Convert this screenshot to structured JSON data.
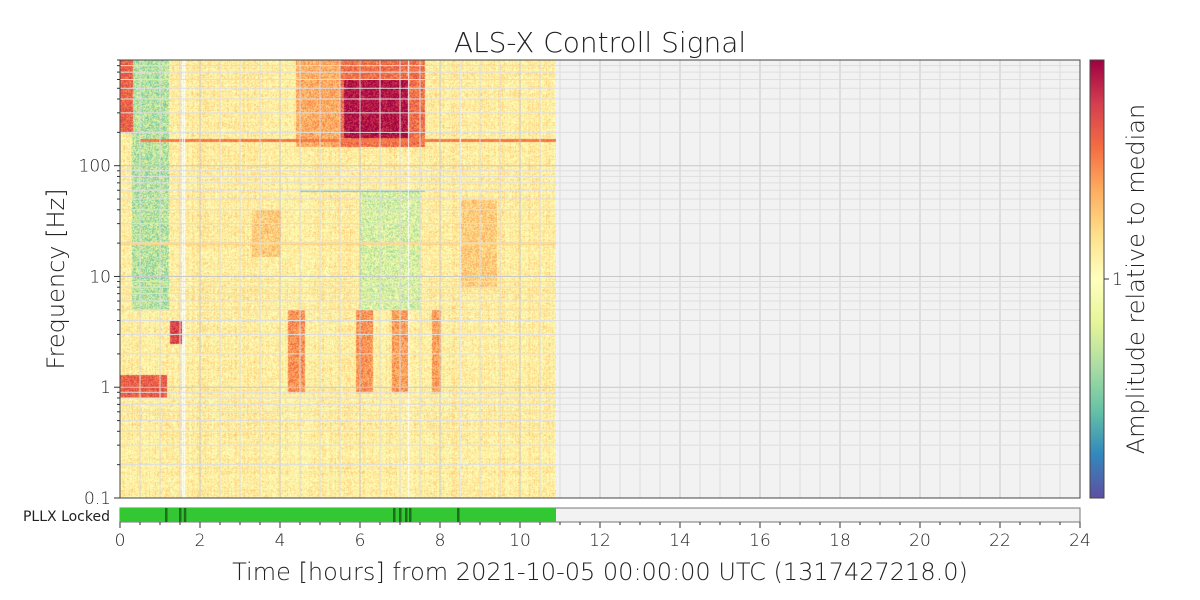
{
  "chart_data": {
    "type": "heatmap",
    "title": "ALS-X Controll Signal",
    "xlabel": "Time [hours] from 2021-10-05 00:00:00 UTC (1317427218.0)",
    "ylabel": "Frequency [Hz]",
    "y_scale": "log",
    "xlim": [
      0,
      24
    ],
    "ylim": [
      0.1,
      900
    ],
    "x_ticks": [
      "0",
      "2",
      "4",
      "6",
      "8",
      "10",
      "12",
      "14",
      "16",
      "18",
      "20",
      "22",
      "24"
    ],
    "x_tick_values": [
      0,
      2,
      4,
      6,
      8,
      10,
      12,
      14,
      16,
      18,
      20,
      22,
      24
    ],
    "y_ticks": [
      "0.1",
      "1",
      "10",
      "100"
    ],
    "y_tick_values": [
      0.1,
      1,
      10,
      100
    ],
    "grid": true,
    "data_end_hours": 10.9,
    "colorbar": {
      "label": "Amplitude relative to median",
      "colormap": "Spectral_r",
      "ticks": [
        "1"
      ],
      "tick_value": 1
    },
    "hot_regions": [
      {
        "x0": 0.0,
        "x1": 0.3,
        "f0": 200,
        "f1": 900,
        "level": 0.82
      },
      {
        "x0": 4.4,
        "x1": 5.6,
        "f0": 150,
        "f1": 900,
        "level": 0.7
      },
      {
        "x0": 5.5,
        "x1": 7.6,
        "f0": 150,
        "f1": 900,
        "level": 0.8
      },
      {
        "x0": 5.6,
        "x1": 7.2,
        "f0": 180,
        "f1": 600,
        "level": 0.97
      },
      {
        "x0": 0.0,
        "x1": 1.15,
        "f0": 0.8,
        "f1": 1.3,
        "level": 0.83
      },
      {
        "x0": 1.25,
        "x1": 1.55,
        "f0": 2.5,
        "f1": 4.0,
        "level": 0.88
      },
      {
        "x0": 4.2,
        "x1": 4.6,
        "f0": 0.9,
        "f1": 5.0,
        "level": 0.74
      },
      {
        "x0": 5.9,
        "x1": 6.3,
        "f0": 0.9,
        "f1": 5.0,
        "level": 0.74
      },
      {
        "x0": 6.8,
        "x1": 7.2,
        "f0": 0.9,
        "f1": 5.0,
        "level": 0.72
      },
      {
        "x0": 7.8,
        "x1": 8.0,
        "f0": 0.9,
        "f1": 5.0,
        "level": 0.72
      },
      {
        "x0": 3.3,
        "x1": 4.0,
        "f0": 15,
        "f1": 40,
        "level": 0.64
      },
      {
        "x0": 8.5,
        "x1": 9.4,
        "f0": 8,
        "f1": 50,
        "level": 0.64
      }
    ],
    "cool_regions": [
      {
        "x0": 0.3,
        "x1": 1.2,
        "f0": 5,
        "f1": 900,
        "level": 0.32
      },
      {
        "x0": 6.0,
        "x1": 7.5,
        "f0": 5,
        "f1": 60,
        "level": 0.38
      }
    ],
    "lines": [
      {
        "x0": 0.5,
        "x1": 10.9,
        "f": 170,
        "level": 0.78
      },
      {
        "x0": 4.5,
        "x1": 7.6,
        "f": 60,
        "level": 0.25
      },
      {
        "x0": 0.0,
        "x1": 10.9,
        "f": 20,
        "level": 0.62
      }
    ],
    "segments": {
      "label": "PLLX Locked",
      "color_on": "#33c733",
      "color_off": "#1e6e1e",
      "on": [
        0.0,
        10.9
      ],
      "off_marks": [
        1.15,
        1.5,
        1.62,
        6.85,
        7.0,
        7.15,
        7.25,
        8.45
      ]
    }
  }
}
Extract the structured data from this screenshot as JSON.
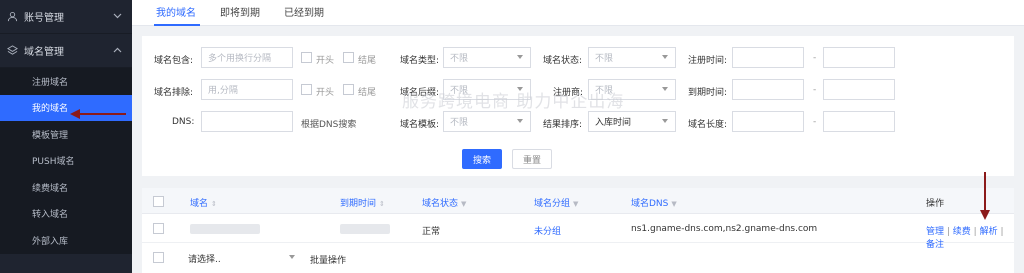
{
  "sidebar": {
    "groups": [
      {
        "label": "账号管理",
        "icon": "user-icon",
        "expanded": false
      },
      {
        "label": "域名管理",
        "icon": "layers-icon",
        "expanded": true
      }
    ],
    "items": [
      {
        "label": "注册域名"
      },
      {
        "label": "我的域名",
        "active": true
      },
      {
        "label": "模板管理"
      },
      {
        "label": "PUSH域名"
      },
      {
        "label": "续费域名"
      },
      {
        "label": "转入域名"
      },
      {
        "label": "外部入库"
      }
    ]
  },
  "tabs": [
    {
      "label": "我的域名",
      "active": true
    },
    {
      "label": "即将到期"
    },
    {
      "label": "已经到期"
    }
  ],
  "filters": {
    "contains_label": "域名包含:",
    "contains_placeholder": "多个用换行分隔",
    "exclude_label": "域名排除:",
    "exclude_placeholder": "用,分隔",
    "dns_label": "DNS:",
    "dns_hint": "根据DNS搜索",
    "check_start": "开头",
    "check_end": "结尾",
    "type_label": "域名类型:",
    "type_value": "不限",
    "suffix_label": "域名后缀:",
    "suffix_value": "不限",
    "template_label": "域名模板:",
    "template_value": "不限",
    "status_label": "域名状态:",
    "status_value": "不限",
    "registrar_label": "注册商:",
    "registrar_value": "不限",
    "sort_label": "结果排序:",
    "sort_value": "入库时间",
    "reg_time_label": "注册时间:",
    "expire_time_label": "到期时间:",
    "length_label": "域名长度:",
    "range_sep": "-",
    "search_button": "搜索",
    "reset_button": "重置"
  },
  "table": {
    "headers": [
      "域名",
      "到期时间",
      "域名状态",
      "域名分组",
      "域名DNS",
      "操作"
    ],
    "rows": [
      {
        "status": "正常",
        "group": "未分组",
        "dns": "ns1.gname-dns.com,ns2.gname-dns.com",
        "ops": [
          "管理",
          "续费",
          "解析",
          "备注"
        ]
      }
    ],
    "footer": {
      "select_placeholder": "请选择..",
      "batch_label": "批量操作"
    }
  },
  "watermark": {
    "slogan": "服务跨境电商 助力中企出海"
  },
  "colors": {
    "accent": "#2f6bff",
    "sidebar_bg": "#1f2430",
    "arrow": "#8b1a1a"
  }
}
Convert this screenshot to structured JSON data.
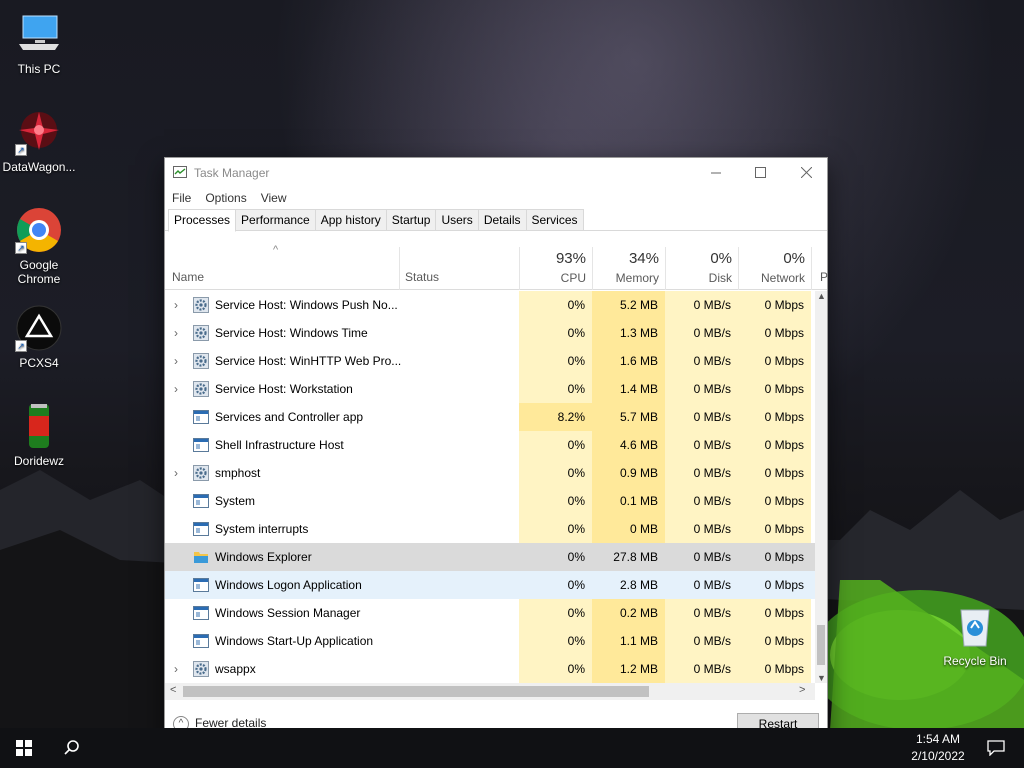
.....
▸ REQUEST:
Can you retype every record above exactly, leaving out the pictures?

▸ RESULT BELOW:
Convert this screenshot to structured JSON data.
{
  "chart_data": {
    "type": "heatmap",
    "title": "ALS-X Controll Signal",
    "xlabel": "Time [hours] from 2021-10-05 00:00:00 UTC (1317427218.0)",
    "ylabel": "Frequency [Hz]",
    "y_scale": "log",
    "xlim": [
      0,
      24
    ],
    "ylim": [
      0.1,
      900
    ],
    "x_ticks": [
      "0",
      "2",
      "4",
      "6",
      "8",
      "10",
      "12",
      "14",
      "16",
      "18",
      "20",
      "22",
      "24"
    ],
    "x_tick_values": [
      0,
      2,
      4,
      6,
      8,
      10,
      12,
      14,
      16,
      18,
      20,
      22,
      24
    ],
    "y_ticks": [
      "0.1",
      "1",
      "10",
      "100"
    ],
    "y_tick_values": [
      0.1,
      1,
      10,
      100
    ],
    "grid": true,
    "data_end_hours": 10.9,
    "colorbar": {
      "label": "Amplitude relative to median",
      "colormap": "Spectral_r",
      "ticks": [
        "1"
      ],
      "tick_value": 1
    },
    "hot_regions": [
      {
        "x0": 0.0,
        "x1": 0.3,
        "f0": 200,
        "f1": 900,
        "level": 0.82
      },
      {
        "x0": 4.4,
        "x1": 5.6,
        "f0": 150,
        "f1": 900,
        "level": 0.7
      },
      {
        "x0": 5.5,
        "x1": 7.6,
        "f0": 150,
        "f1": 900,
        "level": 0.8
      },
      {
        "x0": 5.6,
        "x1": 7.2,
        "f0": 180,
        "f1": 600,
        "level": 0.97
      },
      {
        "x0": 0.0,
        "x1": 1.15,
        "f0": 0.8,
        "f1": 1.3,
        "level": 0.83
      },
      {
        "x0": 1.25,
        "x1": 1.55,
        "f0": 2.5,
        "f1": 4.0,
        "level": 0.88
      },
      {
        "x0": 4.2,
        "x1": 4.6,
        "f0": 0.9,
        "f1": 5.0,
        "level": 0.74
      },
      {
        "x0": 5.9,
        "x1": 6.3,
        "f0": 0.9,
        "f1": 5.0,
        "level": 0.74
      },
      {
        "x0": 6.8,
        "x1": 7.2,
        "f0": 0.9,
        "f1": 5.0,
        "level": 0.72
      },
      {
        "x0": 7.8,
        "x1": 8.0,
        "f0": 0.9,
        "f1": 5.0,
        "level": 0.72
      },
      {
        "x0": 3.3,
        "x1": 4.0,
        "f0": 15,
        "f1": 40,
        "level": 0.64
      },
      {
        "x0": 8.5,
        "x1": 9.4,
        "f0": 8,
        "f1": 50,
        "level": 0.64
      }
    ],
    "cool_regions": [
      {
        "x0": 0.3,
        "x1": 1.2,
        "f0": 5,
        "f1": 900,
        "level": 0.32
      },
      {
        "x0": 6.0,
        "x1": 7.5,
        "f0": 5,
        "f1": 60,
        "level": 0.38
      }
    ],
    "lines": [
      {
        "x0": 0.5,
        "x1": 10.9,
        "f": 170,
        "level": 0.78
      },
      {
        "x0": 4.5,
        "x1": 7.6,
        "f": 60,
        "level": 0.25
      },
      {
        "x0": 0.0,
        "x1": 10.9,
        "f": 20,
        "level": 0.62
      }
    ],
    "segments": {
      "label": "PLLX Locked",
      "color_on": "#33c733",
      "color_off": "#1e6e1e",
      "on": [
        0.0,
        10.9
      ],
      "off_marks": [
        1.15,
        1.5,
        1.62,
        6.85,
        7.0,
        7.15,
        7.25,
        8.45
      ]
    }
  }
}
Extract the structured data from this screenshot as JSON.
{
  "sidebar": {
    "groups": [
      {
        "label": "账号管理",
        "icon": "user-icon",
        "expanded": false
      },
      {
        "label": "域名管理",
        "icon": "layers-icon",
        "expanded": true
      }
    ],
    "items": [
      {
        "label": "注册域名"
      },
      {
        "label": "我的域名",
        "active": true
      },
      {
        "label": "模板管理"
      },
      {
        "label": "PUSH域名"
      },
      {
        "label": "续费域名"
      },
      {
        "label": "转入域名"
      },
      {
        "label": "外部入库"
      }
    ]
  },
  "tabs": [
    {
      "label": "我的域名",
      "active": true
    },
    {
      "label": "即将到期"
    },
    {
      "label": "已经到期"
    }
  ],
  "filters": {
    "contains_label": "域名包含:",
    "contains_placeholder": "多个用换行分隔",
    "exclude_label": "域名排除:",
    "exclude_placeholder": "用,分隔",
    "dns_label": "DNS:",
    "dns_hint": "根据DNS搜索",
    "check_start": "开头",
    "check_end": "结尾",
    "type_label": "域名类型:",
    "type_value": "不限",
    "suffix_label": "域名后缀:",
    "suffix_value": "不限",
    "template_label": "域名模板:",
    "template_value": "不限",
    "status_label": "域名状态:",
    "status_value": "不限",
    "registrar_label": "注册商:",
    "registrar_value": "不限",
    "sort_label": "结果排序:",
    "sort_value": "入库时间",
    "reg_time_label": "注册时间:",
    "expire_time_label": "到期时间:",
    "length_label": "域名长度:",
    "range_sep": "-",
    "search_button": "搜索",
    "reset_button": "重置"
  },
  "table": {
    "headers": [
      "域名",
      "到期时间",
      "域名状态",
      "域名分组",
      "域名DNS",
      "操作"
    ],
    "rows": [
      {
        "status": "正常",
        "group": "未分组",
        "dns": "ns1.gname-dns.com,ns2.gname-dns.com",
        "ops": [
          "管理",
          "续费",
          "解析",
          "备注"
        ]
      }
    ],
    "footer": {
      "select_placeholder": "请选择..",
      "batch_label": "批量操作"
    }
  },
  "watermark": {
    "slogan": "服务跨境电商 助力中企出海"
  },
  "colors": {
    "accent": "#2f6bff",
    "sidebar_bg": "#1f2430",
    "arrow": "#8b1a1a"
  }
}
Convert this screenshot to structured JSON data.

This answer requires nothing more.